_Exercise description_
Make an exact copy of all the material below, apart from the pictures.

Data listing:
________________

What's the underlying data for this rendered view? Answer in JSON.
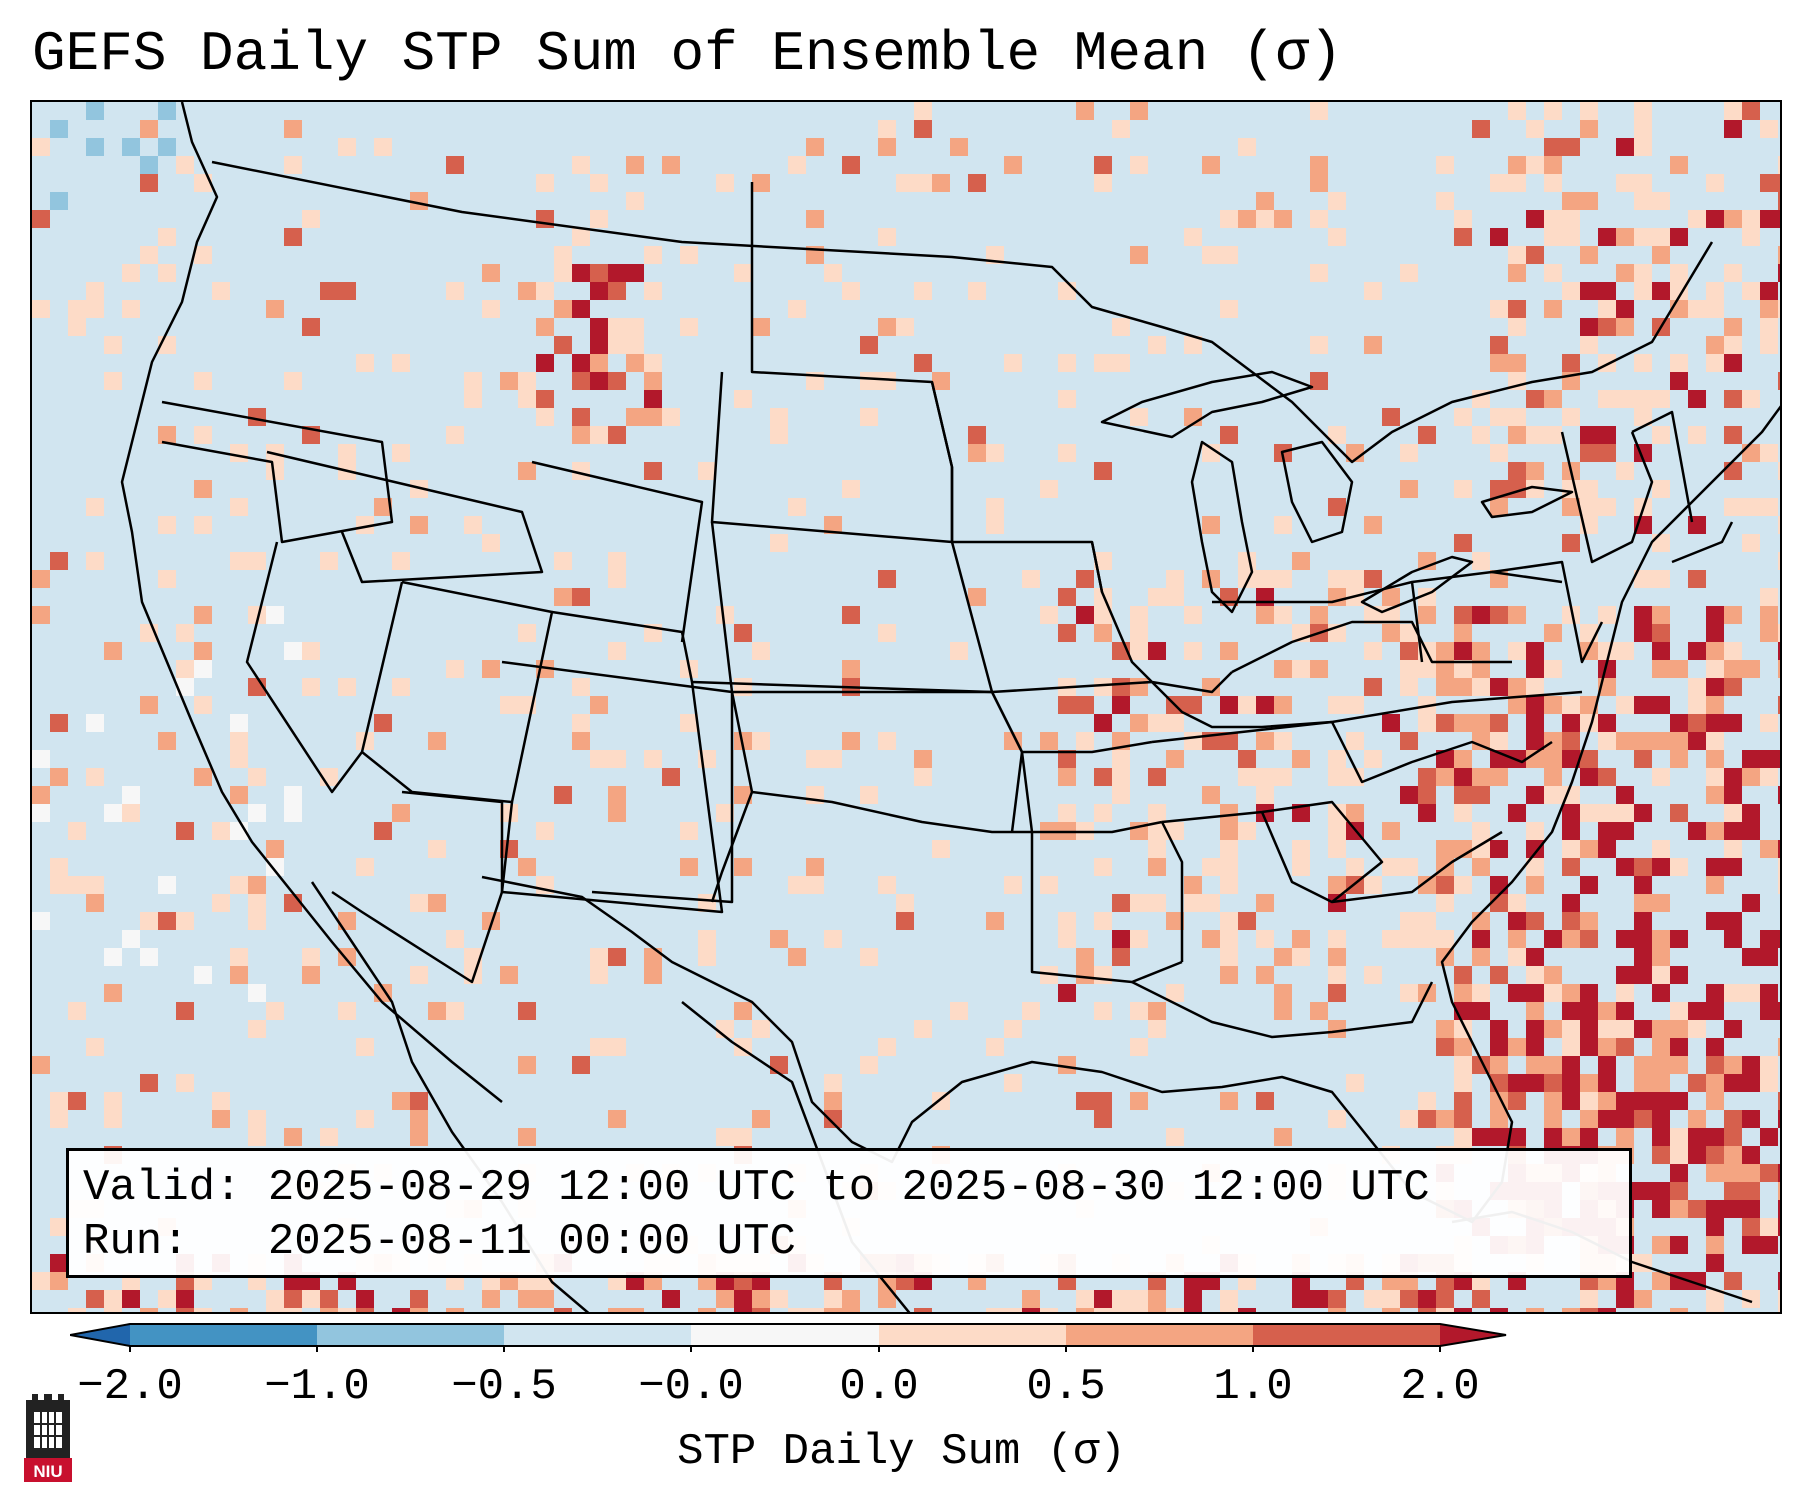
{
  "title": "GEFS Daily STP Sum of Ensemble Mean (σ)",
  "info": {
    "valid_line": "Valid: 2025-08-29 12:00 UTC to 2025-08-30 12:00 UTC",
    "run_line": "Run:   2025-08-11 00:00 UTC"
  },
  "colorbar": {
    "label": "STP Daily Sum (σ)",
    "ticks": [
      "−2.0",
      "−1.0",
      "−0.5",
      "−0.0",
      "0.0",
      "0.5",
      "1.0",
      "2.0"
    ],
    "colors": [
      "#2166ac",
      "#4393c3",
      "#92c5de",
      "#d1e5f0",
      "#f7f7f7",
      "#fddbc7",
      "#f4a582",
      "#d6604d",
      "#b2182b"
    ]
  },
  "map": {
    "ocean_color": "#d1e5f0",
    "border_color": "#000000"
  },
  "logo": {
    "text": "NIU",
    "color": "#c8102e"
  }
}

________________

_The answer_
What's the underlying data for this rendered view? Answer in JSON.
{
  "title": "GEFS Daily STP Sum of Ensemble Mean (σ)",
  "info": {
    "valid_line": "Valid: 2025-08-29 12:00 UTC to 2025-08-30 12:00 UTC",
    "run_line": "Run:   2025-08-11 00:00 UTC"
  },
  "colorbar": {
    "label": "STP Daily Sum (σ)",
    "ticks": [
      "−2.0",
      "−1.0",
      "−0.5",
      "−0.0",
      "0.0",
      "0.5",
      "1.0",
      "2.0"
    ],
    "colors": [
      "#2166ac",
      "#4393c3",
      "#92c5de",
      "#d1e5f0",
      "#f7f7f7",
      "#fddbc7",
      "#f4a582",
      "#d6604d",
      "#b2182b"
    ]
  },
  "map": {
    "ocean_color": "#d1e5f0",
    "border_color": "#000000"
  },
  "logo": {
    "text": "NIU",
    "color": "#c8102e"
  }
}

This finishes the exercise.